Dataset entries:
[Begin]

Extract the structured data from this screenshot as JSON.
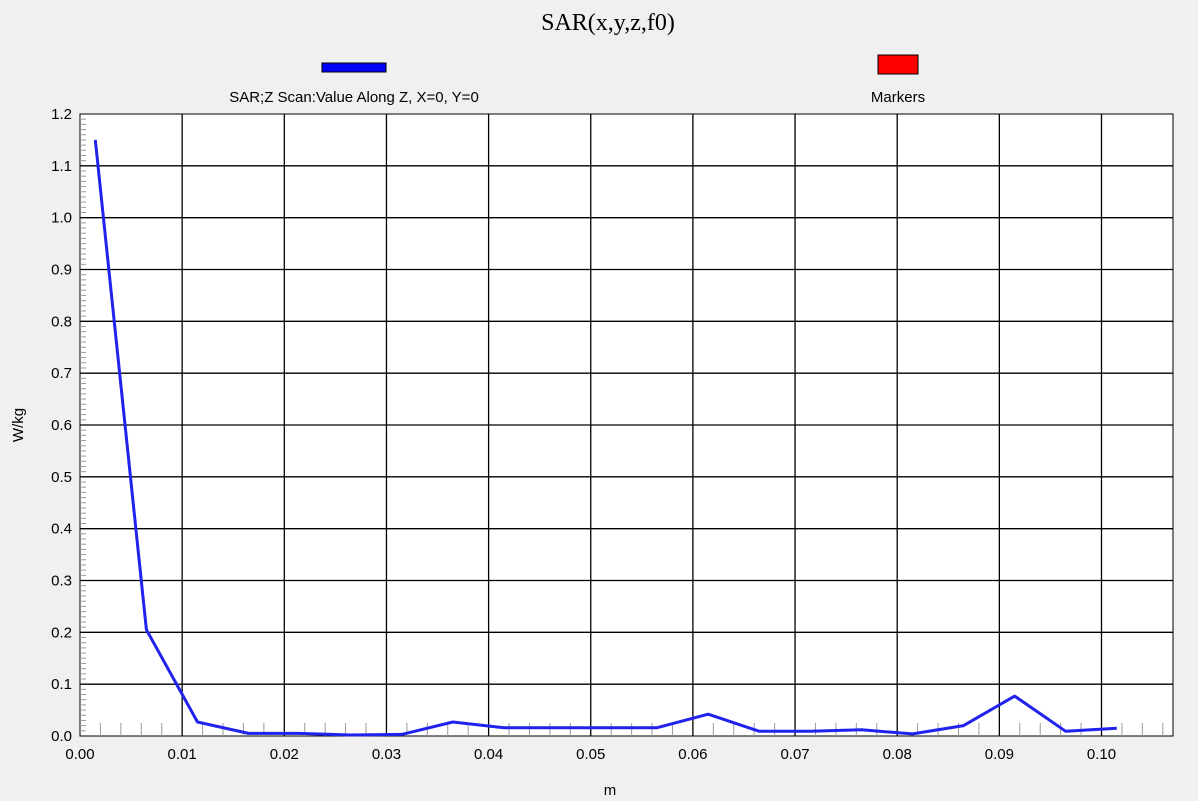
{
  "chart_data": {
    "type": "line",
    "title": "SAR(x,y,z,f0)",
    "xlabel": "m",
    "ylabel": "W/kg",
    "xlim": [
      0.0,
      0.107
    ],
    "ylim": [
      0.0,
      1.2
    ],
    "x_ticks": [
      "0.00",
      "0.01",
      "0.02",
      "0.03",
      "0.04",
      "0.05",
      "0.06",
      "0.07",
      "0.08",
      "0.09",
      "0.10"
    ],
    "y_ticks": [
      "0.0",
      "0.1",
      "0.2",
      "0.3",
      "0.4",
      "0.5",
      "0.6",
      "0.7",
      "0.8",
      "0.9",
      "1.0",
      "1.1",
      "1.2"
    ],
    "grid": true,
    "legend_position": "top",
    "legend": [
      {
        "label": "SAR;Z Scan:Value Along Z, X=0, Y=0",
        "color": "#0000ff"
      },
      {
        "label": "Markers",
        "color": "#ff0000"
      }
    ],
    "series": [
      {
        "name": "SAR;Z Scan:Value Along Z, X=0, Y=0",
        "color": "#2222ee",
        "x": [
          0.0015,
          0.0065,
          0.0115,
          0.0165,
          0.0215,
          0.0265,
          0.0315,
          0.0365,
          0.0415,
          0.0465,
          0.0515,
          0.0565,
          0.0615,
          0.0665,
          0.0715,
          0.0765,
          0.0815,
          0.0865,
          0.0915,
          0.0965,
          0.1015
        ],
        "y": [
          1.15,
          0.205,
          0.027,
          0.005,
          0.005,
          0.002,
          0.003,
          0.027,
          0.016,
          0.016,
          0.016,
          0.016,
          0.042,
          0.009,
          0.009,
          0.012,
          0.004,
          0.02,
          0.077,
          0.009,
          0.015
        ]
      }
    ]
  }
}
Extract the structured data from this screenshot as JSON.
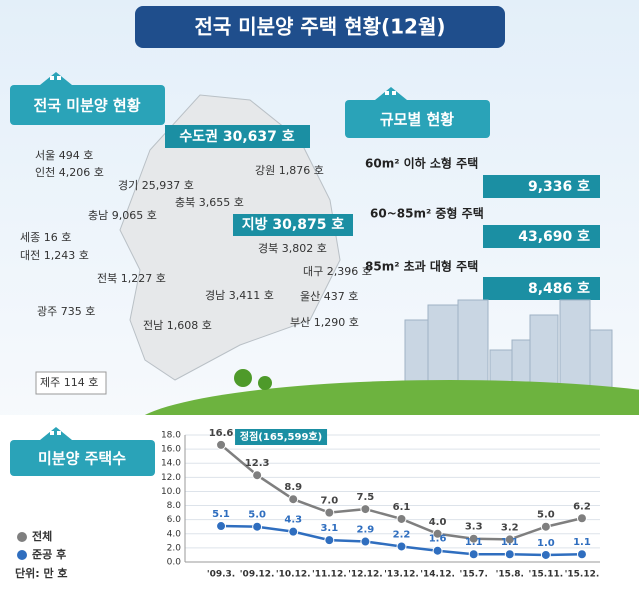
{
  "header": {
    "title": "전국 미분양 주택 현황(12월)"
  },
  "map": {
    "title": "전국 미분양 현황",
    "capital_area": "수도권 30,637 호",
    "provinces": "지방 30,875 호",
    "regions": [
      "서울 494 호",
      "인천 4,206 호",
      "경기 25,937 호",
      "충북 3,655 호",
      "충남 9,065 호",
      "세종 16 호",
      "대전 1,243 호",
      "전북 1,227 호",
      "광주 735 호",
      "전남 1,608 호",
      "강원 1,876 호",
      "경북 3,802 호",
      "대구 2,396 호",
      "경남 3,411 호",
      "울산 437 호",
      "부산 1,290 호",
      "제주 114 호"
    ]
  },
  "size": {
    "title": "규모별 현황",
    "items": [
      {
        "label": "60m² 이하 소형 주택",
        "value": "9,336 호"
      },
      {
        "label": "60~85m²  중형 주택",
        "value": "43,690 호"
      },
      {
        "label": "85m² 초과 대형 주택",
        "value": "8,486 호"
      }
    ]
  },
  "chart_data": {
    "type": "line",
    "title": "미분양 주택수",
    "unit_label": "단위: 만 호",
    "annotation": "정점(165,599호)",
    "categories": [
      "'09.3.",
      "'09.12.",
      "'10.12.",
      "'11.12.",
      "'12.12.",
      "'13.12.",
      "'14.12.",
      "'15.7.",
      "'15.8.",
      "'15.11.",
      "'15.12."
    ],
    "series": [
      {
        "name": "전체",
        "color": "#7f7f7f",
        "values": [
          16.6,
          12.3,
          8.9,
          7.0,
          7.5,
          6.1,
          4.0,
          3.3,
          3.2,
          5.0,
          6.2
        ],
        "value_labels": [
          "16.6",
          "12.3",
          "8.9",
          "7.0",
          "7.5",
          "6.1",
          "4.0",
          "3.3",
          "3.2",
          "5.0",
          "6.2"
        ]
      },
      {
        "name": "준공 후",
        "color": "#2f6ebf",
        "values": [
          5.1,
          5.0,
          4.3,
          3.1,
          2.9,
          2.2,
          1.6,
          1.1,
          1.1,
          1.0,
          1.1
        ],
        "value_labels": [
          "5.1",
          "5.0",
          "4.3",
          "3.1",
          "2.9",
          "2.2",
          "1.6",
          "1.1",
          "1.1",
          "1.0",
          "1.1"
        ]
      }
    ],
    "ylim": [
      0,
      18
    ],
    "yticks": [
      {
        "value": 0,
        "label": "0.0"
      },
      {
        "value": 2,
        "label": "2.0"
      },
      {
        "value": 4,
        "label": "4.0"
      },
      {
        "value": 6,
        "label": "6.0"
      },
      {
        "value": 8,
        "label": "8.0"
      },
      {
        "value": 10,
        "label": "10.0"
      },
      {
        "value": 12,
        "label": "12.0"
      },
      {
        "value": 14,
        "label": "14.0"
      },
      {
        "value": 16,
        "label": "16.0"
      },
      {
        "value": 18,
        "label": "18.0"
      }
    ],
    "grid": true
  }
}
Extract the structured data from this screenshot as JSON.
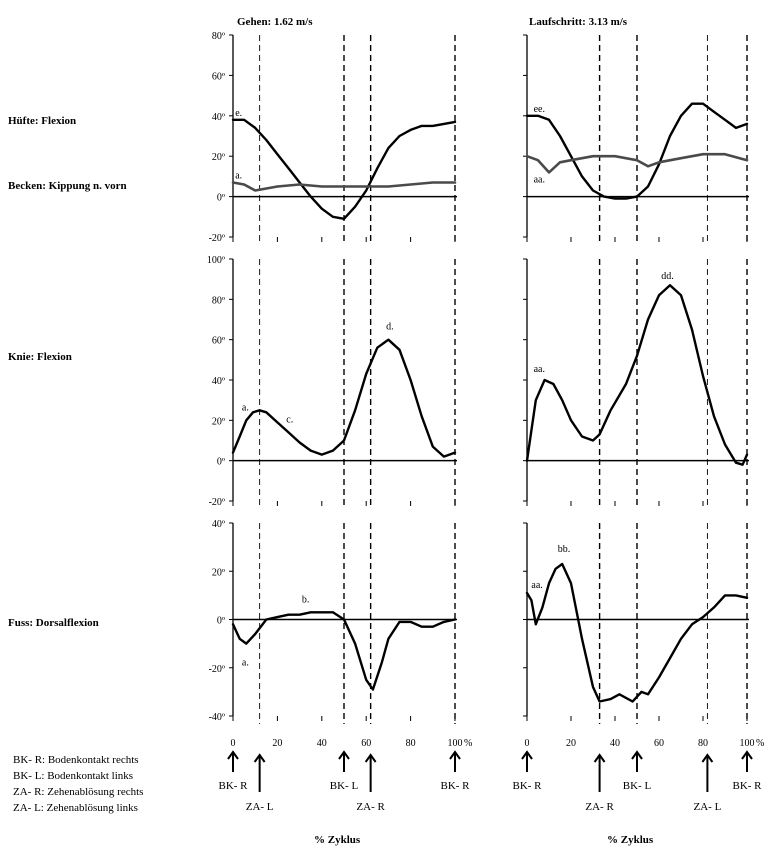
{
  "panels_titles": [
    "Gehen: 1.62 m/s",
    "Laufschritt: 3.13 m/s"
  ],
  "row_labels": {
    "hip": "Hüfte: Flexion",
    "pelvis": "Becken: Kippung n. vorn",
    "knee": "Knie: Flexion",
    "foot": "Fuss: Dorsalflexion"
  },
  "legend": [
    "BK- R: Bodenkontakt rechts",
    "BK- L: Bodenkontakt links",
    "ZA- R: Zehenablösung rechts",
    "ZA- L: Zehenablösung links"
  ],
  "x_caption": "% Zyklus",
  "x_ticks": [
    "0",
    "20",
    "40",
    "60",
    "80",
    "100"
  ],
  "x_unit": "%",
  "colors": {
    "primary": "#000000",
    "secondary": "#4a4a4a"
  },
  "chart_data": [
    {
      "type": "line",
      "panel": "walk-hip-pelvis",
      "title": "Gehen: 1.62 m/s",
      "xlim": [
        0,
        100
      ],
      "ylim": [
        -20,
        80
      ],
      "yticks": [
        "80º",
        "60º",
        "40º",
        "20º",
        "0º",
        "-20º"
      ],
      "series": [
        {
          "name": "Hüfte: Flexion",
          "x": [
            0,
            5,
            10,
            15,
            20,
            25,
            30,
            35,
            40,
            45,
            50,
            55,
            60,
            65,
            70,
            75,
            80,
            85,
            90,
            95,
            100
          ],
          "y": [
            38,
            38,
            34,
            28,
            21,
            14,
            7,
            0,
            -6,
            -10,
            -11,
            -5,
            3,
            14,
            24,
            30,
            33,
            35,
            35,
            36,
            37
          ]
        },
        {
          "name": "Becken: Kippung n. vorn",
          "x": [
            0,
            5,
            10,
            15,
            20,
            30,
            40,
            50,
            60,
            70,
            80,
            90,
            100
          ],
          "y": [
            7,
            6,
            3,
            4,
            5,
            6,
            5,
            5,
            5,
            5,
            6,
            7,
            7
          ]
        }
      ],
      "phase_lines": [
        {
          "x": 12,
          "label": "ZA- L"
        },
        {
          "x": 50,
          "label": "BK- L"
        },
        {
          "x": 62,
          "label": "ZA- R"
        },
        {
          "x": 100,
          "label": "BK- R"
        }
      ],
      "annotations": [
        {
          "text": "e.",
          "x": 1,
          "y": 40
        },
        {
          "text": "a.",
          "x": 1,
          "y": 9
        }
      ]
    },
    {
      "type": "line",
      "panel": "run-hip-pelvis",
      "title": "Laufschritt: 3.13 m/s",
      "xlim": [
        0,
        100
      ],
      "ylim": [
        -20,
        80
      ],
      "series": [
        {
          "name": "Hüfte: Flexion",
          "x": [
            0,
            5,
            10,
            15,
            20,
            25,
            30,
            35,
            40,
            45,
            50,
            55,
            60,
            65,
            70,
            75,
            80,
            85,
            90,
            95,
            100
          ],
          "y": [
            40,
            40,
            38,
            30,
            20,
            10,
            3,
            0,
            -1,
            -1,
            0,
            5,
            16,
            30,
            40,
            46,
            46,
            42,
            38,
            34,
            36
          ]
        },
        {
          "name": "Becken: Kippung n. vorn",
          "x": [
            0,
            5,
            10,
            15,
            20,
            30,
            40,
            50,
            55,
            60,
            70,
            80,
            90,
            100
          ],
          "y": [
            20,
            18,
            12,
            17,
            18,
            20,
            20,
            18,
            15,
            17,
            19,
            21,
            21,
            18
          ]
        }
      ],
      "phase_lines": [
        {
          "x": 33,
          "label": "ZA- R"
        },
        {
          "x": 50,
          "label": "BK- L"
        },
        {
          "x": 82,
          "label": "ZA- L"
        },
        {
          "x": 100,
          "label": "BK- R"
        }
      ],
      "annotations": [
        {
          "text": "ee.",
          "x": 3,
          "y": 42
        },
        {
          "text": "aa.",
          "x": 3,
          "y": 7
        }
      ]
    },
    {
      "type": "line",
      "panel": "walk-knee",
      "xlim": [
        0,
        100
      ],
      "ylim": [
        -20,
        100
      ],
      "yticks": [
        "100º",
        "80º",
        "60º",
        "40º",
        "20º",
        "0º",
        "-20º"
      ],
      "series": [
        {
          "name": "Knie: Flexion",
          "x": [
            0,
            3,
            6,
            9,
            12,
            15,
            20,
            25,
            30,
            35,
            40,
            45,
            50,
            55,
            60,
            65,
            70,
            75,
            80,
            85,
            90,
            95,
            100
          ],
          "y": [
            4,
            12,
            20,
            24,
            25,
            24,
            19,
            14,
            9,
            5,
            3,
            5,
            10,
            25,
            43,
            56,
            60,
            55,
            40,
            22,
            7,
            2,
            4
          ]
        }
      ],
      "phase_lines": [
        {
          "x": 12,
          "label": "ZA- L"
        },
        {
          "x": 50,
          "label": "BK- L"
        },
        {
          "x": 62,
          "label": "ZA- R"
        },
        {
          "x": 100,
          "label": "BK- R"
        }
      ],
      "annotations": [
        {
          "text": "a.",
          "x": 4,
          "y": 25
        },
        {
          "text": "c.",
          "x": 24,
          "y": 19
        },
        {
          "text": "d.",
          "x": 69,
          "y": 65
        }
      ]
    },
    {
      "type": "line",
      "panel": "run-knee",
      "xlim": [
        0,
        100
      ],
      "ylim": [
        -20,
        100
      ],
      "series": [
        {
          "name": "Knie: Flexion",
          "x": [
            0,
            4,
            8,
            12,
            16,
            20,
            25,
            30,
            33,
            38,
            45,
            50,
            55,
            60,
            65,
            70,
            75,
            80,
            85,
            90,
            95,
            98,
            100
          ],
          "y": [
            0,
            30,
            40,
            38,
            30,
            20,
            12,
            10,
            13,
            25,
            38,
            52,
            70,
            82,
            87,
            82,
            65,
            42,
            22,
            8,
            -1,
            -2,
            3
          ]
        }
      ],
      "phase_lines": [
        {
          "x": 33,
          "label": "ZA- R"
        },
        {
          "x": 50,
          "label": "BK- L"
        },
        {
          "x": 82,
          "label": "ZA- L"
        },
        {
          "x": 100,
          "label": "BK- R"
        }
      ],
      "annotations": [
        {
          "text": "aa.",
          "x": 3,
          "y": 44
        },
        {
          "text": "dd.",
          "x": 61,
          "y": 90
        }
      ]
    },
    {
      "type": "line",
      "panel": "walk-foot",
      "xlim": [
        0,
        100
      ],
      "ylim": [
        -40,
        40
      ],
      "yticks": [
        "40º",
        "20º",
        "0º",
        "-20º",
        "-40º"
      ],
      "series": [
        {
          "name": "Fuss: Dorsalflexion",
          "x": [
            0,
            3,
            6,
            10,
            15,
            20,
            25,
            30,
            35,
            40,
            45,
            50,
            55,
            60,
            63,
            67,
            70,
            75,
            80,
            85,
            90,
            95,
            100
          ],
          "y": [
            -2,
            -8,
            -10,
            -6,
            0,
            1,
            2,
            2,
            3,
            3,
            3,
            0,
            -10,
            -25,
            -29,
            -18,
            -8,
            -1,
            -1,
            -3,
            -3,
            -1,
            0
          ]
        }
      ],
      "phase_lines": [
        {
          "x": 12,
          "label": "ZA- L"
        },
        {
          "x": 50,
          "label": "BK- L"
        },
        {
          "x": 62,
          "label": "ZA- R"
        },
        {
          "x": 100,
          "label": "BK- R"
        }
      ],
      "annotations": [
        {
          "text": "b.",
          "x": 31,
          "y": 7
        },
        {
          "text": "a.",
          "x": 4,
          "y": -19
        }
      ]
    },
    {
      "type": "line",
      "panel": "run-foot",
      "xlim": [
        0,
        100
      ],
      "ylim": [
        -40,
        40
      ],
      "series": [
        {
          "name": "Fuss: Dorsalflexion",
          "x": [
            0,
            2,
            4,
            7,
            10,
            13,
            16,
            20,
            25,
            30,
            33,
            38,
            42,
            48,
            52,
            55,
            60,
            65,
            70,
            75,
            80,
            85,
            90,
            95,
            100
          ],
          "y": [
            11,
            8,
            -2,
            5,
            15,
            21,
            23,
            15,
            -8,
            -28,
            -34,
            -33,
            -31,
            -34,
            -30,
            -31,
            -24,
            -16,
            -8,
            -2,
            1,
            5,
            10,
            10,
            9
          ]
        }
      ],
      "phase_lines": [
        {
          "x": 33,
          "label": "ZA- R"
        },
        {
          "x": 50,
          "label": "BK- L"
        },
        {
          "x": 82,
          "label": "ZA- L"
        },
        {
          "x": 100,
          "label": "BK- R"
        }
      ],
      "annotations": [
        {
          "text": "aa.",
          "x": 2,
          "y": 13
        },
        {
          "text": "bb.",
          "x": 14,
          "y": 28
        }
      ]
    }
  ]
}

[End]

SHORT PROBLEM
Show every line where the string "Along" appears.

COMPLETE OUTPUT
        "label": "SAR;Z Scan:Value Along Z, X=0, Y=0",
        "name": "SAR;Z Scan:Value Along Z, X=0, Y=0",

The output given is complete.